[Recorded data]
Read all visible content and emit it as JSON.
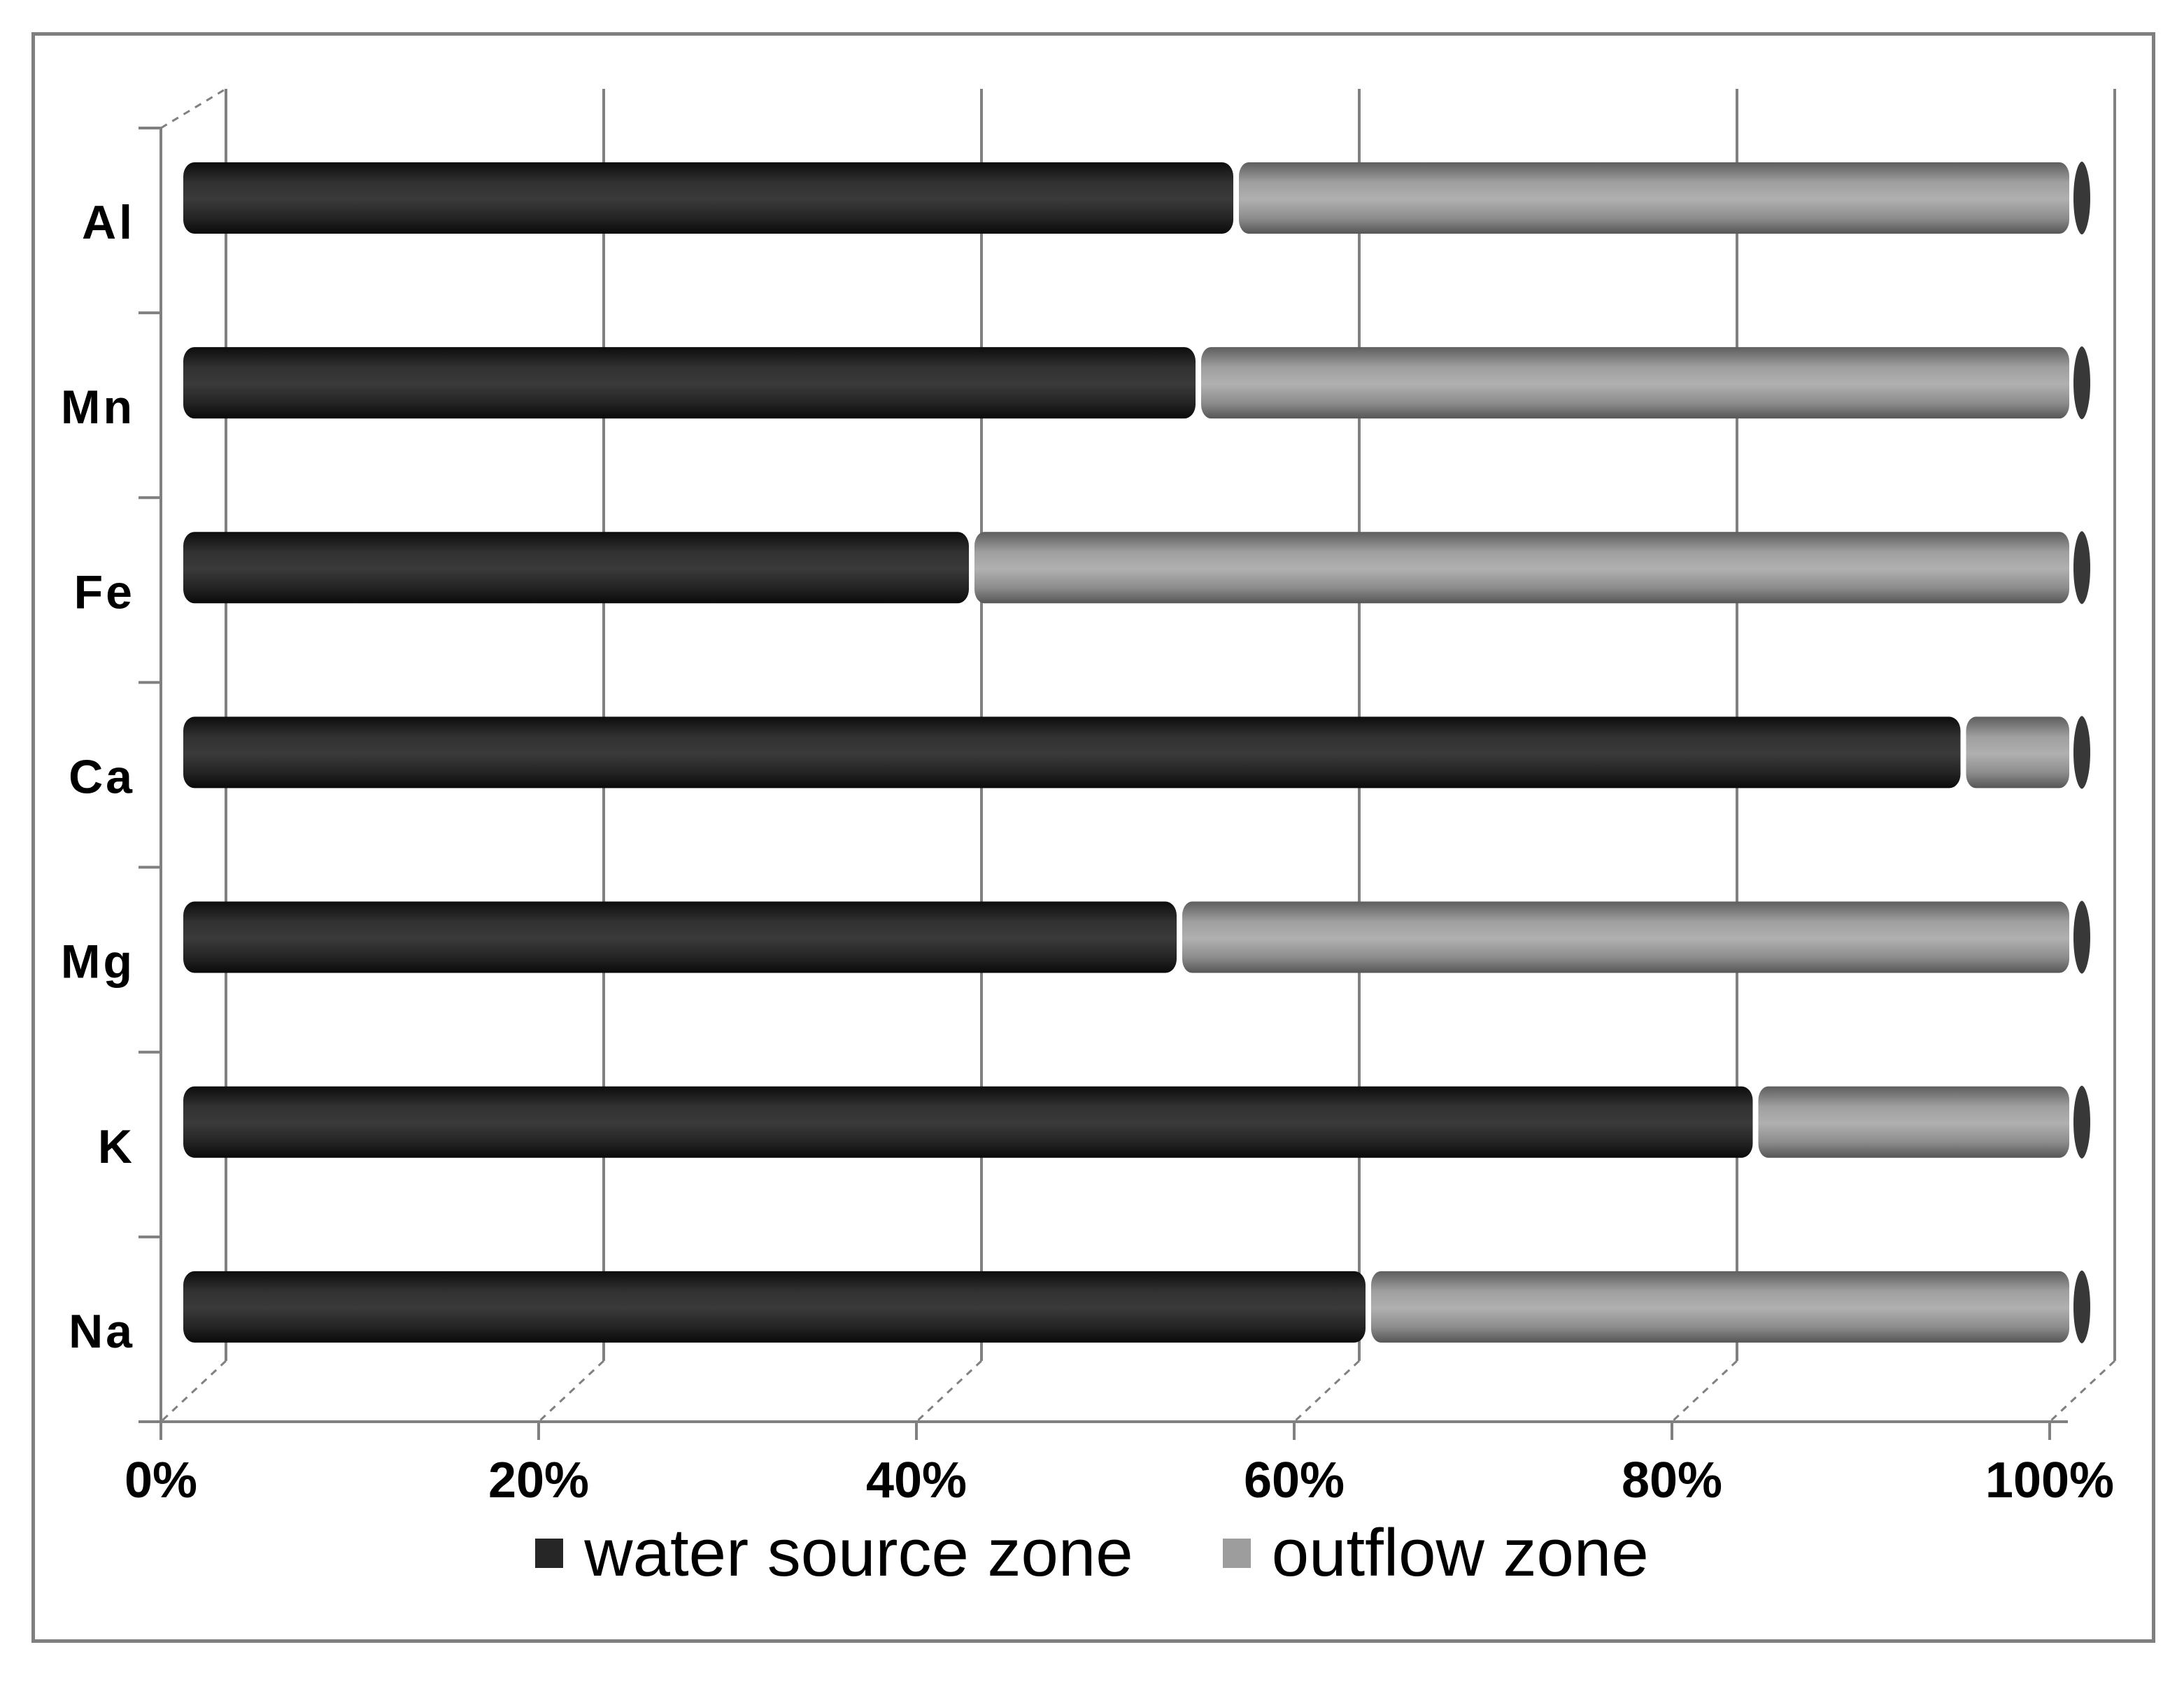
{
  "figure": {
    "background_color": "#ffffff",
    "frame_border_color": "#7f7f7f",
    "axis_line_color": "#808080",
    "gridline_color": "#808080",
    "text_color": "#000000"
  },
  "chart_data": {
    "type": "bar",
    "orientation": "horizontal",
    "stacked": true,
    "stacked_to_percent": true,
    "style": "3d-cylinder",
    "title": "",
    "xlabel": "",
    "ylabel": "",
    "categories": [
      "Al",
      "Mn",
      "Fe",
      "Ca",
      "Mg",
      "K",
      "Na"
    ],
    "series": [
      {
        "name": "water source zone",
        "color": "#262626",
        "values": [
          55,
          53,
          41,
          93.5,
          52,
          82.5,
          62
        ]
      },
      {
        "name": "outflow zone",
        "color": "#9d9d9d",
        "values": [
          45,
          47,
          59,
          6.5,
          48,
          17.5,
          38
        ]
      }
    ],
    "x_axis": {
      "min": 0,
      "max": 100,
      "tick_values": [
        0,
        20,
        40,
        60,
        80,
        100
      ],
      "tick_labels": [
        "0%",
        "20%",
        "40%",
        "60%",
        "80%",
        "100%"
      ]
    },
    "grid": true,
    "legend_position": "bottom",
    "bar_end_cap_color": "#383838"
  }
}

## Request
Copy every line of the data exactly as written, excluding the pictures.

## Output for this exercise
Read all visible content and emit it as JSON.
{
  "figure": {
    "background_color": "#ffffff",
    "frame_border_color": "#7f7f7f",
    "axis_line_color": "#808080",
    "gridline_color": "#808080",
    "text_color": "#000000"
  },
  "chart_data": {
    "type": "bar",
    "orientation": "horizontal",
    "stacked": true,
    "stacked_to_percent": true,
    "style": "3d-cylinder",
    "title": "",
    "xlabel": "",
    "ylabel": "",
    "categories": [
      "Al",
      "Mn",
      "Fe",
      "Ca",
      "Mg",
      "K",
      "Na"
    ],
    "series": [
      {
        "name": "water source zone",
        "color": "#262626",
        "values": [
          55,
          53,
          41,
          93.5,
          52,
          82.5,
          62
        ]
      },
      {
        "name": "outflow zone",
        "color": "#9d9d9d",
        "values": [
          45,
          47,
          59,
          6.5,
          48,
          17.5,
          38
        ]
      }
    ],
    "x_axis": {
      "min": 0,
      "max": 100,
      "tick_values": [
        0,
        20,
        40,
        60,
        80,
        100
      ],
      "tick_labels": [
        "0%",
        "20%",
        "40%",
        "60%",
        "80%",
        "100%"
      ]
    },
    "grid": true,
    "legend_position": "bottom",
    "bar_end_cap_color": "#383838"
  }
}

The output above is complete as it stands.